-- START OF PAGE EXTRACT --
I once hiked down from Clingman’s Dome to Bryson City with friends at this time of year. It rained through the entire trip until we came out near Bryson at the “Road to Nowhere.”
I remember waking up in my tent in the morning with water pooled all around me and laying there on my back like a turtle with my knees against my chest to keep dry.
I also remember how cold the creeks were when we wadded through barefoot in the rain carrying our backpacks with our boots tied around our necks.
Some might choose to look back upon that adventure with romanticism and fondly remember being one with nature. I personally recall it as “The Death March.”
I could not let this last day of November pass by though without recognizing the 200th anniversary of the greatest American camping trip of all time.
The Lewis and Clark Expedition, known as the Corps of Discovery, set out on May 14, 1804 with 33 members. Their mission, given to them by President Jefferson, was to explore and map a route through the unknown wilderness to the west coast.
The journey took over two years and covered about 8,000 miles. They journeyed up the Missouri, across the Rocky Mountains, and down the Columbia River to the Pacific coast.
It was on November 24, 1805 two hundred years ago that the Lewis and Clark expedition camping near present-day Astoria, Oregon faced another deadly winter alone out on the frontier.
The question before them was where to set up camp for the winter. It was a decision upon which their lives depended.
They had to choose between staying on the coast or moving inland and camping on either the north or south side of the Columbia River.
It was here in that camp that something remarkable happened. The Corps of Discovery voted. That’s right, they voted.
Dayton Duncan in the film points out that Captain’s Lewis and Clark could have made the decision and ordered the move. Instead, they held a group camp meeting in which the choices were laid out.
Each member of the party was allowed to voice their opinion and to vote on where to winter. The votes were recorded by Captain Clark in his journal. They voted to move to the south side of the river where they would build Fort Clatsop as their winter quarters.
The fact that these two Captains decided to let men of lower rank and social status decide where to winter is in itself remarkable for that time period. But, what really makes this vote of importance to American history today is that among those that voted were an Indian woman and a black man.
When it came time to vote Sacagawea, a Shoshone woman of around 16 carrying her baby boy “Pomp,” voted to move to the south side of the Columbia.
Clark notes her vote in his journal under her nickname writing “Janey in favor of a place where there is plenty of Potas (an editable root.)
York, a black slave owned by Clark also voted to go to the south side where the Clatsop Indians had said food could be found.
Think about this for a second. This is November 24, 1805, two hundred years ago.
Women in our country would not get the vote with the 19th Amendment for another 115 years. Not only was Sacagawea a woman, but she was an Indian woman of only 16, yet she voted and give her opinion with the rest.
-- END OF PAGE EXTRACT --
-- START OF RECORD SET --
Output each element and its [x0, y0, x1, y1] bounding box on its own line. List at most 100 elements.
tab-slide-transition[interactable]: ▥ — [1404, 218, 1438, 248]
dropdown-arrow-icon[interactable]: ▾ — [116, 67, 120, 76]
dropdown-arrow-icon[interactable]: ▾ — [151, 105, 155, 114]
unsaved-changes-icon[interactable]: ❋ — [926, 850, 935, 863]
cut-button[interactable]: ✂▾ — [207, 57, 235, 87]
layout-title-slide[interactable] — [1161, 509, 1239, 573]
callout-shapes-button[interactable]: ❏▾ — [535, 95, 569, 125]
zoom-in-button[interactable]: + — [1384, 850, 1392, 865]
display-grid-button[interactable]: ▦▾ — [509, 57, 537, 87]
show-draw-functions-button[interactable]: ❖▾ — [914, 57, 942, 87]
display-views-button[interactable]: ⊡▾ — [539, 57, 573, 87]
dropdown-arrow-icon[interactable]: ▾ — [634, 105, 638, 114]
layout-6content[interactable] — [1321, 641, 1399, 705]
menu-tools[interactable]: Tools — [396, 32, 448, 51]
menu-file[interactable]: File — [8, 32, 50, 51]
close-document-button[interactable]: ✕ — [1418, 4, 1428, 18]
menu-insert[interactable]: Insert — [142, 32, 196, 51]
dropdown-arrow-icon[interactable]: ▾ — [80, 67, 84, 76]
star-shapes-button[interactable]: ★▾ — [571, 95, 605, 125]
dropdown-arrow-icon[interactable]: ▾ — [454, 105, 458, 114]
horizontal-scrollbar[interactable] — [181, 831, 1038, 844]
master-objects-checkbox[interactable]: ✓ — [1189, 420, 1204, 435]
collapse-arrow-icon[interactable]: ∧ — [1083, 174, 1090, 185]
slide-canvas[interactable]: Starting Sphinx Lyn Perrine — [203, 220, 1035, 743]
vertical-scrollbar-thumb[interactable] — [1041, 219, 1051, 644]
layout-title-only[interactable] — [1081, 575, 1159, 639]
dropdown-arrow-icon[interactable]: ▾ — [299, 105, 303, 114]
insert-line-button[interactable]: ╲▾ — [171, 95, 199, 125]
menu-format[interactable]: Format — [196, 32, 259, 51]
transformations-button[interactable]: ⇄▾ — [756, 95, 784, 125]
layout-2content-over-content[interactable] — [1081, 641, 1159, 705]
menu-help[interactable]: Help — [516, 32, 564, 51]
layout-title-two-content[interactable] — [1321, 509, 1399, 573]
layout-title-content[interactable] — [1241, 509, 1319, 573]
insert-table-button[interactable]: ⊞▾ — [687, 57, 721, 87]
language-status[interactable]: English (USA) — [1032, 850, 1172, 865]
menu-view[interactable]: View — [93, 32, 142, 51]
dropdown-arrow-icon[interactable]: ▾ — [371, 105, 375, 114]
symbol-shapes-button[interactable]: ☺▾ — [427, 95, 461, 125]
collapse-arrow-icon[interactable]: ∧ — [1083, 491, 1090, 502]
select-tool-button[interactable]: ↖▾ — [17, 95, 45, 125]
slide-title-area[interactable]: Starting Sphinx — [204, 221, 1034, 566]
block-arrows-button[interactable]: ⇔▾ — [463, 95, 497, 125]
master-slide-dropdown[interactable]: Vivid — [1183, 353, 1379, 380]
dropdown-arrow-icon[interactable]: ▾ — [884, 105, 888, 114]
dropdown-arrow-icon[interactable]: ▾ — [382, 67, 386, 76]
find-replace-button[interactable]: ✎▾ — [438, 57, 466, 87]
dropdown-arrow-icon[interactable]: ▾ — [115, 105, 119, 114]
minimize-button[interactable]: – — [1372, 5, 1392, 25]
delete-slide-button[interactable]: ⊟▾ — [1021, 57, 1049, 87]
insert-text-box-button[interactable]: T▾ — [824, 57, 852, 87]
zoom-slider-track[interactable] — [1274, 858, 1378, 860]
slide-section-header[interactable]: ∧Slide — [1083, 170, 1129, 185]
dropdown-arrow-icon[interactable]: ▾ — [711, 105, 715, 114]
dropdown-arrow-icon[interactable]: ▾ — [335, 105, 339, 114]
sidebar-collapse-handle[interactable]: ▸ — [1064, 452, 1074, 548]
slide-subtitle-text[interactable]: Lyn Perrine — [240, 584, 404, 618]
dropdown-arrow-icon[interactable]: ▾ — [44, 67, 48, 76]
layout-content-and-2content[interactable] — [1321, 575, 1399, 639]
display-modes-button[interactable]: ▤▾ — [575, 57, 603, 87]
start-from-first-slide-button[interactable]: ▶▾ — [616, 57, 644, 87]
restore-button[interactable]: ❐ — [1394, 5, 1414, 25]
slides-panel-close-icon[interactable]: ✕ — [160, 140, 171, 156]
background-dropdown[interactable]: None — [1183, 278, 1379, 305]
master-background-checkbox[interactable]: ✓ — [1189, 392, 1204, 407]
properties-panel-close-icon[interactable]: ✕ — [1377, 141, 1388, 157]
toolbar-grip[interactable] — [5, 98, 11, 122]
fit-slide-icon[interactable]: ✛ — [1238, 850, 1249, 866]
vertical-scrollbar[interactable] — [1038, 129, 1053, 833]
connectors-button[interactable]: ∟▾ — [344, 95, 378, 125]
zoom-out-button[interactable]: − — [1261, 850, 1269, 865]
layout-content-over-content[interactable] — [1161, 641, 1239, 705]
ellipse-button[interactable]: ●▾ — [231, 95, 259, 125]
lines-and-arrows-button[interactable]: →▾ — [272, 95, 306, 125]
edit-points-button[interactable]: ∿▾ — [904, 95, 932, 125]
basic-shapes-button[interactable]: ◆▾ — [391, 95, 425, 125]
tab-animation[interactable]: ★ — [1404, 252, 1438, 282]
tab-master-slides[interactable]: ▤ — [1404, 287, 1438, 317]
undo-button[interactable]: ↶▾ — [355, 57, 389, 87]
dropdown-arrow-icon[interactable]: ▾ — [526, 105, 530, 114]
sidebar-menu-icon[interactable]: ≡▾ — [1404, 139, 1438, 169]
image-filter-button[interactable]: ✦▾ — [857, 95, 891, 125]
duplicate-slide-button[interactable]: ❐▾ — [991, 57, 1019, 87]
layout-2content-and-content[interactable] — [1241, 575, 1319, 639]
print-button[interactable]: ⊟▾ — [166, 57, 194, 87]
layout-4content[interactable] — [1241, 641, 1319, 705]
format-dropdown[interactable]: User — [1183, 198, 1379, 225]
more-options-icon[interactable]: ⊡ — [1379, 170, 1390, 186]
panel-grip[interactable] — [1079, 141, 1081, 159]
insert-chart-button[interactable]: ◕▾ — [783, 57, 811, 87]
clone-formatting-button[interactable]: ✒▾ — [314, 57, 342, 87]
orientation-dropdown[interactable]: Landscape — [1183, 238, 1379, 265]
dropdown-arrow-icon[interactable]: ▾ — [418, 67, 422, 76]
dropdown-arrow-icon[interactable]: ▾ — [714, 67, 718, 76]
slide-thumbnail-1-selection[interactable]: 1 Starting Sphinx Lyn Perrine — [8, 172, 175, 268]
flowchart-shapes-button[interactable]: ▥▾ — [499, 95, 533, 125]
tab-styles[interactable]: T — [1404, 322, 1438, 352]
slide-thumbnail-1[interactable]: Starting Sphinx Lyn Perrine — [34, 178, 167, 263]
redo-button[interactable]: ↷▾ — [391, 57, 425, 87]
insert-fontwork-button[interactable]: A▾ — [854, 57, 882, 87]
-- END OF RECORD SET --
• STATED TASK A: Swap "south side" for "north side" in the Lewis and Clark piece, starting with "York, a black" and going on through "hundred years ago.".
• STATED TASK B: List every person the Lewis and Clark piece refers to by name.

• EXERCISE RESULT A:
York, a black slave owned by Clark also voted to go to the north side where the Clatsop Indians had said food could be found.
Think about this for a second. This is November 24, 1805, two hundred years ago.

• EXERCISE RESULT B:
- Lewis
- Clark
- President Jefferson
- Dayton Duncan
- Sacagawea (called "Janey" by Clark)
- Pomp, Sacagawea's baby boy
- York